-- WRITTEN REQUEST --
Report every line from the material that contains the word "Míra".
--- WORKING DATA ---
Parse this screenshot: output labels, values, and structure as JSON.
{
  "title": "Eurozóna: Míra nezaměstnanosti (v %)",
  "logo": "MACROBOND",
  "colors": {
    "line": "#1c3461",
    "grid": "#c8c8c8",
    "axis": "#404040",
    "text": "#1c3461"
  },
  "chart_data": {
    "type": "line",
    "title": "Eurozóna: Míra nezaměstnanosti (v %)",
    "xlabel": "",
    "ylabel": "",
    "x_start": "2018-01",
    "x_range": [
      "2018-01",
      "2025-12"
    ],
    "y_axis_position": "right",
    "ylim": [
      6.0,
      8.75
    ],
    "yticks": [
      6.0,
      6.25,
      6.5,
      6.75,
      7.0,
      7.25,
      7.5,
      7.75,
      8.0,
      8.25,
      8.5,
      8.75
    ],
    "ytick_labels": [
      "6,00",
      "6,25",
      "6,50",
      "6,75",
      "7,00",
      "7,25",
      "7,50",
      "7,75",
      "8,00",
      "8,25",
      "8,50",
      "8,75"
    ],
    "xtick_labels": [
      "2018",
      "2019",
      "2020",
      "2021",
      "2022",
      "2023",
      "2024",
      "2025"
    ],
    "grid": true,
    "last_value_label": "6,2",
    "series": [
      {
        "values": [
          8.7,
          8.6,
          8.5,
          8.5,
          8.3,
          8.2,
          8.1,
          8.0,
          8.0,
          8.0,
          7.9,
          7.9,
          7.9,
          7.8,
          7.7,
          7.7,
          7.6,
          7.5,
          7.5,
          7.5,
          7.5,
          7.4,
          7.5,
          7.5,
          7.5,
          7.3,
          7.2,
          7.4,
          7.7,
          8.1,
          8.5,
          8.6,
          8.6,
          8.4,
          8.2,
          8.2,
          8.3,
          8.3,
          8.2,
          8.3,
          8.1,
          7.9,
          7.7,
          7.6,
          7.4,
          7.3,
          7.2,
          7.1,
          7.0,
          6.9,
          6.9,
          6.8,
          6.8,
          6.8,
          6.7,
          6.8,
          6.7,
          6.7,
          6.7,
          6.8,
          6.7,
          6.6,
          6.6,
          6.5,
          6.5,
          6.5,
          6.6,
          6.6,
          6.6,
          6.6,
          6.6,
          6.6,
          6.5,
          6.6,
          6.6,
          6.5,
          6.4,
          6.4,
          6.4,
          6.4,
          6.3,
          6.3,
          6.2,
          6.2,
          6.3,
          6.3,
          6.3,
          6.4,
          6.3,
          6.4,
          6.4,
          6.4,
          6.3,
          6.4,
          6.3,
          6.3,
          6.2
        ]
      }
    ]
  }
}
---
-- TASK SOLUTION --
  "title": "Eurozóna: Míra nezaměstnanosti (v %)",
    "title": "Eurozóna: Míra nezaměstnanosti (v %)",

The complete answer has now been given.